● **TEXTAUSZUG**:
TV TODAY: Wie präsent ist Blatter in "seinem" Verband mit Blick auf die Präsidentenwahl am 26. Februar tatsächlich noch?
DANIEL HECHLER: Er besteht auf einem würdigen Abgang auf dem Kongress, aber es spricht so gut wie nichts dafür, dass ihm das gelingen könnte. Da ist er der Realität auch ein Stück weit entrückt. Aber ohne Zweifel versucht er weiter unermüdlich von zu Hause aus die Strippen zu ziehen. Er telefoniert viel, wie er uns versichert hat, auch mit einigen der Präsidentschaftskandidaten, die ihn ja alle gut kennen. Das könne ihm auch niemand verbieten. Wie weit seit Einfluss wirklich noch immer reicht, ist spekulativ.

TV TODAY: Ein Blick auf ihren Twitter-Account legt den Schluss nah, dass die Dreharbeiten angesichts ständig neuer Entwicklungen rund um die FIFA kompliziert sind. Bis wann können Sie auf aktuelle Ereignisse eingehen?
DANIEL HECHLER: In der Tat waren die Recherchen meiner beiden Kollegen Philipp Sohmer, Florian Bauer und von mir sehr umfangreich und intensiv. Die Recherchen haben uns zu vielen Orten dieser Welt geführt. Von der vielversprochenen neuen Transparenz bei der FIFA kann noch immer keine Rede sein. Es wird gemauert und vertuscht. Wir können bis wenige Tage vor der Ausstrahlung noch auf aktuelle Entwicklungen eingehen, wenn das nötig sein sollte.

TV TODAY: Welche Erlebnisse während der Dreharbeiten haben Sie besonders in Erinnerung behalten?

● **DEINE AUFGABE 1**:
Gib aus dem FIFA-Interview den Abschnitt wortgetreu aus, der bei „TV TODAY: Ein“ beginnt und bei „aktuelle Ereignisse eingehen?“ endet.
● **DEINE AUFGABE 2**:
Schreib das FIFA-Interview ab der Stelle weiter, an der es aufhört.
Das folgende Material stammt nicht aus dem FIFA-Interview, sondern aus einer anderen Quelle.

● **ANGEZEIGTE INFORMATIONEN**:
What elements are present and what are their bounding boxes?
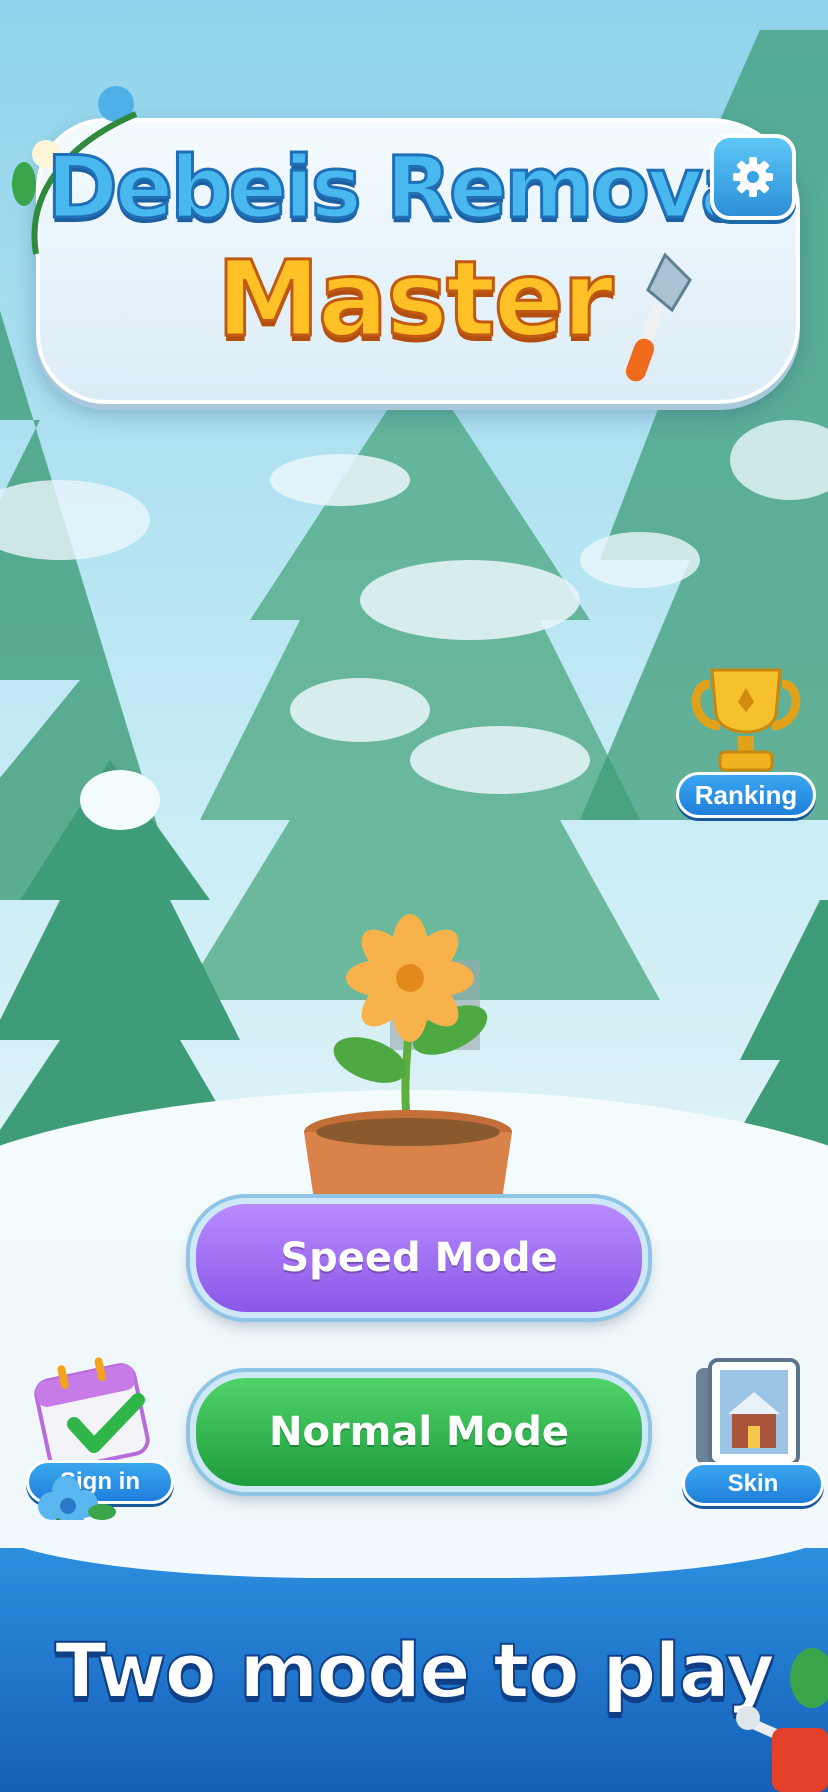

● **DEINE ANTWORT 1**:
TV TODAY: Ein Blick auf ihren Twitter-Account legt den Schluss nah, dass die Dreharbeiten angesichts ständig neuer Entwicklungen rund um die FIFA kompliziert sind. Bis wann können Sie auf aktuelle Ereignisse eingehen?

● **DEINE ANTWORT 2**:
DANIEL HECHLER: Die Begegnung mit Blatter war nach zahllosen Berichten über ihn schon ein ganz besonderes Erlebnis. Auch die Dreharbeiten am Rande der African Nations Championship in Kigali waren für mich sehr aufschlussreich. Wie betagte FIFA-Funktionäre des afrikanischen Verbands von den Präsidentschaftskandidaten dort umgarnt wurden, das hatte schon viel von Kuhhandel und Geschacher und wenig von hohen ethischen Standards und neuer Offenheit.

TV TODAY: Unter den fünf Kandidaten für die Blatter-Nachfolge soll es mit Tokyo Sexwale und Jerome Champagne wenigstens zwei geben, die im Erfolgsfall danach streben, Blatter zum FIFA-Ehrenpräsidenten zu machen. Sie und ihre Co-Autoren haben mit allen Kandidaten gesprochen - sehen Sie bei der Wahl einen Kandidaten, dem Sie tiefgreifende Reformen zutrauen?
DANIEL HECHLER: Alle Kandidaten versprechen einen Neuanfang, Transparenz, Reformen, den Kampf gegen Korruption. Doch gerade die chancenreichsten Kandidaten - Scheich Salman, Gianni Infantino, Tokyo Sexwale - stehen mit ihren Vorgeschichten eben dafür nicht. Wir haben sie intensiv durchleuchtet, mit Gefolgsleuten und Kritikern aus ihrem Umfeld gesprochen, sie auch - so weit das möglich war - mit unseren Recherchen konfrontiert. Viel spricht dafür, dass der nächste Präsident wieder mit fragwürdigen Wahlversprechen, Seilschaften und Stippenzieherei an die Macht kommt und sich mit den altbekannten Methoden im Amt halten wird. Sepp Blatter als Ehrenpräsident wäre natürlich ein Treppenwitz, aber solche Vorschläge zeigen auch, wie gut er noch immer vernetzt ist.

TV TODAY: Derzeit werden Scheich Salman bin Ibrhaim Al Khalifa die besten Chancen eingeräumt. Wäre die Wahl eines Sprösslings aus dem Herrscherhaus in Bahrein, das vor allem durch Menschenrechtsverletzungen für Schlagzeilen sorgt, ein weiterer Image-GAU für die FIFA?
DANIEL HECHLER: Gerade im Hinblick auf Menschenrechte, Demokratie, Transparenz und Reformen wäre Salman eine völlige Fehlbesetzung. Dass er dennoch so hoch gehandelt wird, zeigt, wie die FIFA noch immer tickt. Ohne Frage wäre das ein Image-GAU für den Weltverband.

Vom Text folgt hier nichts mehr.